>> Begin

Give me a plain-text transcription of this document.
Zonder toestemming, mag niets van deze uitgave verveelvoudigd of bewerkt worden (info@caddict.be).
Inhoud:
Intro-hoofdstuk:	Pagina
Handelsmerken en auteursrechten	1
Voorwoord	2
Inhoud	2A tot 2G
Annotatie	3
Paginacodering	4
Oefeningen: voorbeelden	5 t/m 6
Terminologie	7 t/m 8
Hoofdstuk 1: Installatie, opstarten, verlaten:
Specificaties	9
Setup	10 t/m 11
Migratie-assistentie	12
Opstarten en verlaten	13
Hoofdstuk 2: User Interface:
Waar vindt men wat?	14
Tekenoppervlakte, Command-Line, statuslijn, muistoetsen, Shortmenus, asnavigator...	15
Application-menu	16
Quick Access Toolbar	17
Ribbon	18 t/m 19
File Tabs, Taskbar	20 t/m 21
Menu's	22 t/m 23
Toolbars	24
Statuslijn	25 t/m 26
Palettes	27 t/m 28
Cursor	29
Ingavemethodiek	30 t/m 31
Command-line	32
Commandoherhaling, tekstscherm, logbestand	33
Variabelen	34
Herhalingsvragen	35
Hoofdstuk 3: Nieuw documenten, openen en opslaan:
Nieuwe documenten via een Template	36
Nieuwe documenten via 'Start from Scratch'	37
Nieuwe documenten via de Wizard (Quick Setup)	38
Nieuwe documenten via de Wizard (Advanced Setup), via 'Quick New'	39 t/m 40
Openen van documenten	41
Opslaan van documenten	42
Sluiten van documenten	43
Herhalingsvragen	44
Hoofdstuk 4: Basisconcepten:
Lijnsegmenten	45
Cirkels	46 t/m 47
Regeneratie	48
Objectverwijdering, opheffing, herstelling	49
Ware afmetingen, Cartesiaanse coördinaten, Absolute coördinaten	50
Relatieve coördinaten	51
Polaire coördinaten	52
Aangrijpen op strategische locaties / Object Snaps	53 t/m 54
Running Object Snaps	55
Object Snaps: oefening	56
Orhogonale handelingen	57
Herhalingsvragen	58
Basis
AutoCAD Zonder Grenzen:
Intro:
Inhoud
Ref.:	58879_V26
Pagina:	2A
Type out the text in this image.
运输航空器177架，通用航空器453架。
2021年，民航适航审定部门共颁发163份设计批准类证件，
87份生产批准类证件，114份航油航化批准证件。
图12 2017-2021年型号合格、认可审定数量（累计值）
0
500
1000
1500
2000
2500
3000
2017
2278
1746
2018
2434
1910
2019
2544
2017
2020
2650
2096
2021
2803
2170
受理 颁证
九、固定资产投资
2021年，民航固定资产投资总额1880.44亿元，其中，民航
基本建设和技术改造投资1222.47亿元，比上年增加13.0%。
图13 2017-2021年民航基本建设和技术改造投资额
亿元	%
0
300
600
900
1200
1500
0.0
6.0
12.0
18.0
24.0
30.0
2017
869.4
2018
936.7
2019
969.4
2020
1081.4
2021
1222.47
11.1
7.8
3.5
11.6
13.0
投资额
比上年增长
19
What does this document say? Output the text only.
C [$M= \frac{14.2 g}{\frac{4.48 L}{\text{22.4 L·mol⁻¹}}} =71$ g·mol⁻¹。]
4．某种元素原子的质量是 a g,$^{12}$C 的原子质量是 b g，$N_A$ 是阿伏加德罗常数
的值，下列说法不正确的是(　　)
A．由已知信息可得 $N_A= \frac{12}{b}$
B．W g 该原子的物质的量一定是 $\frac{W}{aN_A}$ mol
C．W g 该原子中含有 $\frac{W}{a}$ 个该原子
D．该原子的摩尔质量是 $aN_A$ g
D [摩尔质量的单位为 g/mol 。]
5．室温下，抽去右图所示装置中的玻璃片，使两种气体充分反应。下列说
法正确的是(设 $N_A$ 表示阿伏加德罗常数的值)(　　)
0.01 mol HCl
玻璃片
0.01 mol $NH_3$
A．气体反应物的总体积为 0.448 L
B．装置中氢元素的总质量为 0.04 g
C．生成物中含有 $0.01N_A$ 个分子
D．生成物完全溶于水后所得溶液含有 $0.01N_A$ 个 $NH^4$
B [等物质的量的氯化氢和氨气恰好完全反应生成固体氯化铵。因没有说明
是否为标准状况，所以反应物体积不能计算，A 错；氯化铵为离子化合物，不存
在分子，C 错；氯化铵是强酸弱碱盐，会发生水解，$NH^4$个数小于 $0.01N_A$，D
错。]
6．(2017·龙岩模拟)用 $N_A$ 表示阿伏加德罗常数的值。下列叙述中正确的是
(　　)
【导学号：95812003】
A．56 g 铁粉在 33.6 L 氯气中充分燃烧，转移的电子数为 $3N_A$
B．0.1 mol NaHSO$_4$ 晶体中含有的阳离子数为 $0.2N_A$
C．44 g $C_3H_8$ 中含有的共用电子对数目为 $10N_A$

>> End

What you need to do: Produce an exact copy of the whole listing.

Reply:
Give me a plain-text transcription of this document.
Zonder toestemming, mag niets van deze uitgave verveelvoudigd of bewerkt worden (info@caddict.be).
Inhoud:
Intro-hoofdstuk:	Pagina
Handelsmerken en auteursrechten	1
Voorwoord	2
Inhoud	2A tot 2G
Annotatie	3
Paginacodering	4
Oefeningen: voorbeelden	5 t/m 6
Terminologie	7 t/m 8
Hoofdstuk 1: Installatie, opstarten, verlaten:
Specificaties	9
Setup	10 t/m 11
Migratie-assistentie	12
Opstarten en verlaten	13
Hoofdstuk 2: User Interface:
Waar vindt men wat?	14
Tekenoppervlakte, Command-Line, statuslijn, muistoetsen, Shortmenus, asnavigator...	15
Application-menu	16
Quick Access Toolbar	17
Ribbon	18 t/m 19
File Tabs, Taskbar	20 t/m 21
Menu's	22 t/m 23
Toolbars	24
Statuslijn	25 t/m 26
Palettes	27 t/m 28
Cursor	29
Ingavemethodiek	30 t/m 31
Command-line	32
Commandoherhaling, tekstscherm, logbestand	33
Variabelen	34
Herhalingsvragen	35
Hoofdstuk 3: Nieuw documenten, openen en opslaan:
Nieuwe documenten via een Template	36
Nieuwe documenten via 'Start from Scratch'	37
Nieuwe documenten via de Wizard (Quick Setup)	38
Nieuwe documenten via de Wizard (Advanced Setup), via 'Quick New'	39 t/m 40
Openen van documenten	41
Opslaan van documenten	42
Sluiten van documenten	43
Herhalingsvragen	44
Hoofdstuk 4: Basisconcepten:
Lijnsegmenten	45
Cirkels	46 t/m 47
Regeneratie	48
Objectverwijdering, opheffing, herstelling	49
Ware afmetingen, Cartesiaanse coördinaten, Absolute coördinaten	50
Relatieve coördinaten	51
Polaire coördinaten	52
Aangrijpen op strategische locaties / Object Snaps	53 t/m 54
Running Object Snaps	55
Object Snaps: oefening	56
Orhogonale handelingen	57
Herhalingsvragen	58
Basis
AutoCAD Zonder Grenzen:
Intro:
Inhoud
Ref.:	58879_V26
Pagina:	2A
Type out the text in this image.
运输航空器177架，通用航空器453架。
2021年，民航适航审定部门共颁发163份设计批准类证件，
87份生产批准类证件，114份航油航化批准证件。
图12 2017-2021年型号合格、认可审定数量（累计值）
0
500
1000
1500
2000
2500
3000
2017
2278
1746
2018
2434
1910
2019
2544
2017
2020
2650
2096
2021
2803
2170
受理 颁证
九、固定资产投资
2021年，民航固定资产投资总额1880.44亿元，其中，民航
基本建设和技术改造投资1222.47亿元，比上年增加13.0%。
图13 2017-2021年民航基本建设和技术改造投资额
亿元	%
0
300
600
900
1200
1500
0.0
6.0
12.0
18.0
24.0
30.0
2017
869.4
2018
936.7
2019
969.4
2020
1081.4
2021
1222.47
11.1
7.8
3.5
11.6
13.0
投资额
比上年增长
19
What does this document say? Output the text only.
C [$M= \frac{14.2 g}{\frac{4.48 L}{\text{22.4 L·mol⁻¹}}} =71$ g·mol⁻¹。]
4．某种元素原子的质量是 a g,$^{12}$C 的原子质量是 b g，$N_A$ 是阿伏加德罗常数
的值，下列说法不正确的是(　　)
A．由已知信息可得 $N_A= \frac{12}{b}$
B．W g 该原子的物质的量一定是 $\frac{W}{aN_A}$ mol
C．W g 该原子中含有 $\frac{W}{a}$ 个该原子
D．该原子的摩尔质量是 $aN_A$ g
D [摩尔质量的单位为 g/mol 。]
5．室温下，抽去右图所示装置中的玻璃片，使两种气体充分反应。下列说
法正确的是(设 $N_A$ 表示阿伏加德罗常数的值)(　　)
0.01 mol HCl
玻璃片
0.01 mol $NH_3$
A．气体反应物的总体积为 0.448 L
B．装置中氢元素的总质量为 0.04 g
C．生成物中含有 $0.01N_A$ 个分子
D．生成物完全溶于水后所得溶液含有 $0.01N_A$ 个 $NH^4$
B [等物质的量的氯化氢和氨气恰好完全反应生成固体氯化铵。因没有说明
是否为标准状况，所以反应物体积不能计算，A 错；氯化铵为离子化合物，不存
在分子，C 错；氯化铵是强酸弱碱盐，会发生水解，$NH^4$个数小于 $0.01N_A$，D
错。]
6．(2017·龙岩模拟)用 $N_A$ 表示阿伏加德罗常数的值。下列叙述中正确的是
(　　)
【导学号：95812003】
A．56 g 铁粉在 33.6 L 氯气中充分燃烧，转移的电子数为 $3N_A$
B．0.1 mol NaHSO$_4$ 晶体中含有的阳离子数为 $0.2N_A$
C．44 g $C_3H_8$ 中含有的共用电子对数目为 $10N_A$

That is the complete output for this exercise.